* begin *

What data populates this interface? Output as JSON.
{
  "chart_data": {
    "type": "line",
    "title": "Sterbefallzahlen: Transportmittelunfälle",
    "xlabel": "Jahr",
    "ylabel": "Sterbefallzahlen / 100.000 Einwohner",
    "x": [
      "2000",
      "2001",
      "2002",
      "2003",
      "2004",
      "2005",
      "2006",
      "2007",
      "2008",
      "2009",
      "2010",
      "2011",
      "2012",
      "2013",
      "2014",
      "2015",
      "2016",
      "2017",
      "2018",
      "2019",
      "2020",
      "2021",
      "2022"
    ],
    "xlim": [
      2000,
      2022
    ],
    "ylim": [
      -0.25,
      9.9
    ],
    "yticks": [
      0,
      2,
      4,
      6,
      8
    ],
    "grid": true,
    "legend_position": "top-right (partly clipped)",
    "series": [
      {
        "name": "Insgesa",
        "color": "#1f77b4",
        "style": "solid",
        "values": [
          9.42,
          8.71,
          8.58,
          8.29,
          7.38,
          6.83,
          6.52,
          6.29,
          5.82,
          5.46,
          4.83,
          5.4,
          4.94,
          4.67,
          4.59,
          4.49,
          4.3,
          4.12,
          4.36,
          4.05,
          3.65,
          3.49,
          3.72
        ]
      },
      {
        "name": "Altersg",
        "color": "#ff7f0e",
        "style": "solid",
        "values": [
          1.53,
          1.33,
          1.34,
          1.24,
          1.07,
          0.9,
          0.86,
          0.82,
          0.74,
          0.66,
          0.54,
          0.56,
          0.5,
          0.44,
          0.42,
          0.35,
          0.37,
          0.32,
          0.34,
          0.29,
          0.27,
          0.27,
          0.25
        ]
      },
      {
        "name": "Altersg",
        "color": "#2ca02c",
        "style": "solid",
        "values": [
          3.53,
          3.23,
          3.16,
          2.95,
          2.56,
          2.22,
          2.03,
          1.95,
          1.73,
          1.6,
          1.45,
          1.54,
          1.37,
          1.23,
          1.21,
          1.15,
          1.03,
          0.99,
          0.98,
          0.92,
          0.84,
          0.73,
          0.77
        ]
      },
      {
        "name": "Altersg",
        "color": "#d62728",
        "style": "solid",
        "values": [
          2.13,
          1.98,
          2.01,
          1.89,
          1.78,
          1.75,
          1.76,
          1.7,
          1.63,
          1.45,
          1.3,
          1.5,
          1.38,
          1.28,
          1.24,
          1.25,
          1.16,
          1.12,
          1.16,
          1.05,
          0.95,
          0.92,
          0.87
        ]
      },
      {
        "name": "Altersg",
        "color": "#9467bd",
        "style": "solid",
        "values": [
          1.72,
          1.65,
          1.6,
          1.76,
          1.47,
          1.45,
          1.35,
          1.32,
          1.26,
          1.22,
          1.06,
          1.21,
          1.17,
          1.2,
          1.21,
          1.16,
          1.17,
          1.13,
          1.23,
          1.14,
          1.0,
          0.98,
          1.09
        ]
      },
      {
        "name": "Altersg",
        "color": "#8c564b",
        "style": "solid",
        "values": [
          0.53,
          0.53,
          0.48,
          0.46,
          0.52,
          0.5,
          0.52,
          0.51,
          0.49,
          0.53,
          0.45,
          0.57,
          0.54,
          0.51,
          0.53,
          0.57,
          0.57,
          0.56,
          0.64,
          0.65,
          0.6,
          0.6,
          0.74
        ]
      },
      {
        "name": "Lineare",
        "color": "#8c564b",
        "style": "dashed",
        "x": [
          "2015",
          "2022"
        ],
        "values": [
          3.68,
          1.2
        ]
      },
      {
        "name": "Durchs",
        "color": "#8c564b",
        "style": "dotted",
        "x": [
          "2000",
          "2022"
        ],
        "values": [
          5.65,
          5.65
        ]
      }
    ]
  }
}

* end *

## Challenge
State the number of lines in the records that contain the string "Sterbefallzahlen", and nothing more.

## Exercise answer
2